• WHAT IS BEING ASKED: Scan the listing below and copy every line holding "Show".

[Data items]
※

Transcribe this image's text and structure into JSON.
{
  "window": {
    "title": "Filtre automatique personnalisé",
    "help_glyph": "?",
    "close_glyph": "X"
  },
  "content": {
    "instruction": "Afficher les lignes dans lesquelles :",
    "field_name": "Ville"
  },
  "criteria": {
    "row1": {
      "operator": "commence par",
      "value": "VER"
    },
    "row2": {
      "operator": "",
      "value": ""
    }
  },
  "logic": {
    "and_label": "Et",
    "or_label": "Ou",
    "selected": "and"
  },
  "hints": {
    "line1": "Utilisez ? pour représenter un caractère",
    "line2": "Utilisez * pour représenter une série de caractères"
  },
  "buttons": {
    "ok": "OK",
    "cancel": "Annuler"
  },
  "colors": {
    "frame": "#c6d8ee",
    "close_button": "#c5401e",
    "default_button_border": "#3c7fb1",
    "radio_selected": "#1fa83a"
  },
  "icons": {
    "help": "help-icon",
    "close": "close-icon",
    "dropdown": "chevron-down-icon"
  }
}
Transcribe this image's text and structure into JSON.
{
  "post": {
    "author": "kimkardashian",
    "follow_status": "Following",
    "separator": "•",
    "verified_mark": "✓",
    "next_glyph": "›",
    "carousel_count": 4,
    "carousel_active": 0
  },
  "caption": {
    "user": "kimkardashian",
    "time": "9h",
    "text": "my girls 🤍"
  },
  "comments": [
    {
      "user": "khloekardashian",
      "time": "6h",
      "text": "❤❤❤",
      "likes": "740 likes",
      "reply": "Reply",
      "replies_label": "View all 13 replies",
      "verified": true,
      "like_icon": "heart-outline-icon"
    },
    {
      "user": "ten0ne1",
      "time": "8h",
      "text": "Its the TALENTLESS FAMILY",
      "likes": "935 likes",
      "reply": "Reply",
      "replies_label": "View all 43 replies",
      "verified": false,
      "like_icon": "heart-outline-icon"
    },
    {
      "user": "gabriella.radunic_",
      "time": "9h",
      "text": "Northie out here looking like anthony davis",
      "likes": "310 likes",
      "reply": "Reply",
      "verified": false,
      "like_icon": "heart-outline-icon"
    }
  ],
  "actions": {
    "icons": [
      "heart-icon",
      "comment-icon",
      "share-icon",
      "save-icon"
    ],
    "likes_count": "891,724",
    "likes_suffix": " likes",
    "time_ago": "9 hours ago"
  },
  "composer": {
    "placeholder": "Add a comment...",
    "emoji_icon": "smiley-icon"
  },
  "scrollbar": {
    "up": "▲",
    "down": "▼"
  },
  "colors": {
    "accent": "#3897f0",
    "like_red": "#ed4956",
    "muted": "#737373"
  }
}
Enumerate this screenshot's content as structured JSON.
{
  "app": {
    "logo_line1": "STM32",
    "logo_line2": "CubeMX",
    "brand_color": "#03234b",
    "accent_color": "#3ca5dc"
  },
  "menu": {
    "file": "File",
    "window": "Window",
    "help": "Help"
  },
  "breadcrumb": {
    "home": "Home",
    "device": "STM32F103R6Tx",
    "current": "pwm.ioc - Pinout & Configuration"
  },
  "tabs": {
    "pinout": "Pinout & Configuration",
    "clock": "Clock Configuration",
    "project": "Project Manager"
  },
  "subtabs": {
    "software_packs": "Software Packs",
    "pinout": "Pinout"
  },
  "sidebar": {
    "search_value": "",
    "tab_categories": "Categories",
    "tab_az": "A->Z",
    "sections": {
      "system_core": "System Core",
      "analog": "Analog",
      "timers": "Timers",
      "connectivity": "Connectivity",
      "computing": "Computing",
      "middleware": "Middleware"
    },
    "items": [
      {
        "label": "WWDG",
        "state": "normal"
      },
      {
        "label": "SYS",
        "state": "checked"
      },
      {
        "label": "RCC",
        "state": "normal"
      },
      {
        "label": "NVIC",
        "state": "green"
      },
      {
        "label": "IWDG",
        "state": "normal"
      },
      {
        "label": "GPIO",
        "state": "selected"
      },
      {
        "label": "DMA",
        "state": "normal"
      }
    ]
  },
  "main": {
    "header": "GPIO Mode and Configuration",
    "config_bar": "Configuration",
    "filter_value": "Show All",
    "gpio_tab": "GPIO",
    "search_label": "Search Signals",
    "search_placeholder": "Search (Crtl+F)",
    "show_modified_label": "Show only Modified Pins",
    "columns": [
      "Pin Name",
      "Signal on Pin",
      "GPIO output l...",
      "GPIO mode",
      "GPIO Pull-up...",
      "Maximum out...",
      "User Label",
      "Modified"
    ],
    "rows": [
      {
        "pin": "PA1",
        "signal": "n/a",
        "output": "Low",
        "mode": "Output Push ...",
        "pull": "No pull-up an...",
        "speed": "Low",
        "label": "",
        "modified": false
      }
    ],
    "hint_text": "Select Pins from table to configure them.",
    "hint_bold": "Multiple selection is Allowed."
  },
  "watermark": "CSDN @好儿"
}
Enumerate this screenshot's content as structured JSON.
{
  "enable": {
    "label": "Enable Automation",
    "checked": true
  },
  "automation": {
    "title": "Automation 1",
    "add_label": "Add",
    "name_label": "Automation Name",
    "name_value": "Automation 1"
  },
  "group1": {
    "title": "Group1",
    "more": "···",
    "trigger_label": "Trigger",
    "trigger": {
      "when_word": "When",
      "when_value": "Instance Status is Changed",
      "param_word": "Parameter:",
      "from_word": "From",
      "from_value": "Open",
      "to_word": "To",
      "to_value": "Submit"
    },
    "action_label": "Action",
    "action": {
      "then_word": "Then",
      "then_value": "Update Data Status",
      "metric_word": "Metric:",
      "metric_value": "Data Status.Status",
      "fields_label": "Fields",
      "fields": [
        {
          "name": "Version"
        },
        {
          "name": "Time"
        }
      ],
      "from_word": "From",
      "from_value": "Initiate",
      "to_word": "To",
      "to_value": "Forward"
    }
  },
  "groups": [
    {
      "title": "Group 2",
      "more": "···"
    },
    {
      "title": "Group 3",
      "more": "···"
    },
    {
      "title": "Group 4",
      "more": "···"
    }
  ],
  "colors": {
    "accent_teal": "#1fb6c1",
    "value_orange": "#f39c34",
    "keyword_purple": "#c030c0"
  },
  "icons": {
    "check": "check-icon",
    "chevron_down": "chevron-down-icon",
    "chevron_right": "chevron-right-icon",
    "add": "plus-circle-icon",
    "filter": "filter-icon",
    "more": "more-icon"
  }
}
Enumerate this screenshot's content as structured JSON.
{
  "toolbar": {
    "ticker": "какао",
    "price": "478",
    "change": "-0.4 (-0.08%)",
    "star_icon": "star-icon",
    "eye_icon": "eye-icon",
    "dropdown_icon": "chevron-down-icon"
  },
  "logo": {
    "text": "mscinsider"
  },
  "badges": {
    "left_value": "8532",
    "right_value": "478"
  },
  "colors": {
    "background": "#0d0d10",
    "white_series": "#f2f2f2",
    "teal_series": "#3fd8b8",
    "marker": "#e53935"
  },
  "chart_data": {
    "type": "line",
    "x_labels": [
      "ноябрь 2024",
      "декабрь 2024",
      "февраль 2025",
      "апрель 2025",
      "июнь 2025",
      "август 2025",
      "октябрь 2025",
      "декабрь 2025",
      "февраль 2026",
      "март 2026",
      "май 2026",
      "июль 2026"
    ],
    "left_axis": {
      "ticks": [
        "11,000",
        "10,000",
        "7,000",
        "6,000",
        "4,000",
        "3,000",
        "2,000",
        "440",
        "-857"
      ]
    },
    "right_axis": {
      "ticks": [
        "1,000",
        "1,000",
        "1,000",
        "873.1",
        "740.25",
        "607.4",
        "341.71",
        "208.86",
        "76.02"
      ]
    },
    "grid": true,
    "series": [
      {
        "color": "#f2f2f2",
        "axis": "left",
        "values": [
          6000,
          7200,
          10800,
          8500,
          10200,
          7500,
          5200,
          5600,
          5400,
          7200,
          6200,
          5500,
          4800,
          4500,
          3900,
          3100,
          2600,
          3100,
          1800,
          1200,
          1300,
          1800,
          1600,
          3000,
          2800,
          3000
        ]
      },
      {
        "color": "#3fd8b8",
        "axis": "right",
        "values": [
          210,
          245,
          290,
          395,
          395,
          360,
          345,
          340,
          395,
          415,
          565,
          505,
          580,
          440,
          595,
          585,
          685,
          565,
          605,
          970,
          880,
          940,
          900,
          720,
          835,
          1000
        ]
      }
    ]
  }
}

※

• REPLY:
    "filter_value": "Show All",
    "show_modified_label": "Show only Modified Pins",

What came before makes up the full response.